• Exercise directions:
Answer with a number only: how many lines of the data contain "Japanese"?

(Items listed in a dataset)
◇ ◇ ◇

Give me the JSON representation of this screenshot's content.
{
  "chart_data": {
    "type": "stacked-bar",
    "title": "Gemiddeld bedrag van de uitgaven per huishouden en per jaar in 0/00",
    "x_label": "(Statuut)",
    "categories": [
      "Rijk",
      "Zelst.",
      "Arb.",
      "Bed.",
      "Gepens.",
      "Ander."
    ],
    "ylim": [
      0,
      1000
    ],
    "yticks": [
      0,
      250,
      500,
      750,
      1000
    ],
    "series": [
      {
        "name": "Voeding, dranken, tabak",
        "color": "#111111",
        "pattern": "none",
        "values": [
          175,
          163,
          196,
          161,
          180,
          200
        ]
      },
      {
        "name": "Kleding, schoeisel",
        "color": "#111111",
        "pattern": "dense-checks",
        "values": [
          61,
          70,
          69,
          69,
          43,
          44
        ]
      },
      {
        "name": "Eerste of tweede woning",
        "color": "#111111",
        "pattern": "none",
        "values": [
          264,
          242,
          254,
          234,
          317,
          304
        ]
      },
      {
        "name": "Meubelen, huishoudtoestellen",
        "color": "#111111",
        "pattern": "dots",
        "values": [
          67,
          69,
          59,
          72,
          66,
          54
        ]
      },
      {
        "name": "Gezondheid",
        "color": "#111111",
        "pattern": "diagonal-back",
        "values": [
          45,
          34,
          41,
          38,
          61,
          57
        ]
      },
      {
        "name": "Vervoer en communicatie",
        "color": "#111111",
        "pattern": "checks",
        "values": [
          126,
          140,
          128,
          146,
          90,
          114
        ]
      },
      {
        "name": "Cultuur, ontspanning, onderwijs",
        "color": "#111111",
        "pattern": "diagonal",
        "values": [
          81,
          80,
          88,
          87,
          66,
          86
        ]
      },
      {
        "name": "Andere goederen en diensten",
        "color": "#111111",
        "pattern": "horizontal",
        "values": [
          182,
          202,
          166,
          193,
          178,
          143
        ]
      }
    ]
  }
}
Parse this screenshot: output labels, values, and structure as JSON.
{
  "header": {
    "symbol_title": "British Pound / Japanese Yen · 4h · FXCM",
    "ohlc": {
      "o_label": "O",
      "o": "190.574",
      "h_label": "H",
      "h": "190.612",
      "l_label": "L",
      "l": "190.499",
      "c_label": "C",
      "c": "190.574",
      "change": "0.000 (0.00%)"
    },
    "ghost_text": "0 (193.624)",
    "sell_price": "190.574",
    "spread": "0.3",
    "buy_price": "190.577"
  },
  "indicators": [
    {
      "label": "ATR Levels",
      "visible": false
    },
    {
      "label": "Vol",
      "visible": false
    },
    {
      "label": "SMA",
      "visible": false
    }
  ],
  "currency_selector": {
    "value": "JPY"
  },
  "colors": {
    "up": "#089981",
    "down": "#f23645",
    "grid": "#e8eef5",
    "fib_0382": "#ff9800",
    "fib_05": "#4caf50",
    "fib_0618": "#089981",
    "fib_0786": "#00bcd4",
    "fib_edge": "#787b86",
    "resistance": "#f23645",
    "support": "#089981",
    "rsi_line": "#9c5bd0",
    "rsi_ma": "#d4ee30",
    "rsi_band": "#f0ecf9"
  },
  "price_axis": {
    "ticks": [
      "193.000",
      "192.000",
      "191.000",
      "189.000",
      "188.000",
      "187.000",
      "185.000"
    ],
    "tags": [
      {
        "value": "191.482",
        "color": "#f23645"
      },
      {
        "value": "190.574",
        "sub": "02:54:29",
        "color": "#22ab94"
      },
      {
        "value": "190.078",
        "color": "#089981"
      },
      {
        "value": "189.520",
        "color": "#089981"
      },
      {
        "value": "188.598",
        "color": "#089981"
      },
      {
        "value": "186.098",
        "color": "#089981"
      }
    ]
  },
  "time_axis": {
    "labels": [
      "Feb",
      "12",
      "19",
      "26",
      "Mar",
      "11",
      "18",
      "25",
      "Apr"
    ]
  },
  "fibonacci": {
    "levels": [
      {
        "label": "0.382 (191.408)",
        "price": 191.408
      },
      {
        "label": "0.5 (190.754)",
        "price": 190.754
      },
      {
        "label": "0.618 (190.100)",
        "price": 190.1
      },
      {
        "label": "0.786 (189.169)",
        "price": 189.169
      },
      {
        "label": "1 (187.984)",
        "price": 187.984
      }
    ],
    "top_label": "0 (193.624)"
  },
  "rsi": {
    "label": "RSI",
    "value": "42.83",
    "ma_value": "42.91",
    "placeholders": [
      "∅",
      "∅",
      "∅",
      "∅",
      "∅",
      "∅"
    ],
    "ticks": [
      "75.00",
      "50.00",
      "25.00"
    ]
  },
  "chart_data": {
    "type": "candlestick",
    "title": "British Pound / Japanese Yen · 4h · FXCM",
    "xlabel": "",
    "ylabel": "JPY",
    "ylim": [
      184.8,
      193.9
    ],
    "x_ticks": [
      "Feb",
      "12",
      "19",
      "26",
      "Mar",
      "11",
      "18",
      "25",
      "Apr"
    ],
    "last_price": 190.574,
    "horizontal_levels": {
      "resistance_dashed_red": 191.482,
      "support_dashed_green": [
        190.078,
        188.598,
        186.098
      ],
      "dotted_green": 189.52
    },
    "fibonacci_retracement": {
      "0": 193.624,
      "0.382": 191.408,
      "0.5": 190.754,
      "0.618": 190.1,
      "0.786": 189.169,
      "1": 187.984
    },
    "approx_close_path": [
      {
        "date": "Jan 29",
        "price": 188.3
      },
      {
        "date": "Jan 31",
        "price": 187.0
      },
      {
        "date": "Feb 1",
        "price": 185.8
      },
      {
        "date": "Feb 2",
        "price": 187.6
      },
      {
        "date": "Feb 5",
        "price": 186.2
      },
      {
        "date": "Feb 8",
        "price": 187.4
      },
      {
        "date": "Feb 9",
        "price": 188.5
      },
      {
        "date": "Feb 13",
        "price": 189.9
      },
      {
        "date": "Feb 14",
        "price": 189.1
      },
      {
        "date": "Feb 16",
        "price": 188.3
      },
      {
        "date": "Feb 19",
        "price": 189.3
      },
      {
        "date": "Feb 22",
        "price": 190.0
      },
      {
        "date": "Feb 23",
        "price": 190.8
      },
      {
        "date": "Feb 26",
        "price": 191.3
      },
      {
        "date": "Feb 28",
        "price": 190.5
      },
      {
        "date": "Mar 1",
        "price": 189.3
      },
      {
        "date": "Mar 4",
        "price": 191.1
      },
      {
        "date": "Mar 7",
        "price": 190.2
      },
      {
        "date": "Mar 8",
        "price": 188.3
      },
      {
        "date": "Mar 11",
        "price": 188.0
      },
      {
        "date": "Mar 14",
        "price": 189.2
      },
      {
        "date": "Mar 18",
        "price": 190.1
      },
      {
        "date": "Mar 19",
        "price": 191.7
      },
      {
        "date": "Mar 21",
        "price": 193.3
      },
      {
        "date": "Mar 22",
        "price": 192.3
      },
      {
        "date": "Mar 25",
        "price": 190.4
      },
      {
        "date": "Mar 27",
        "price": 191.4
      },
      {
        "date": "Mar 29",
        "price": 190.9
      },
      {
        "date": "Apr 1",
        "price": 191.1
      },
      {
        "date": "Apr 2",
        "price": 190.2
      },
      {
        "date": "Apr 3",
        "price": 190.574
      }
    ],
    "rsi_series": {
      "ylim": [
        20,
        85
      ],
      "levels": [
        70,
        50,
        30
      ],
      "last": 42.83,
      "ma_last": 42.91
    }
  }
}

◇ ◇ ◇

• Written reply:
2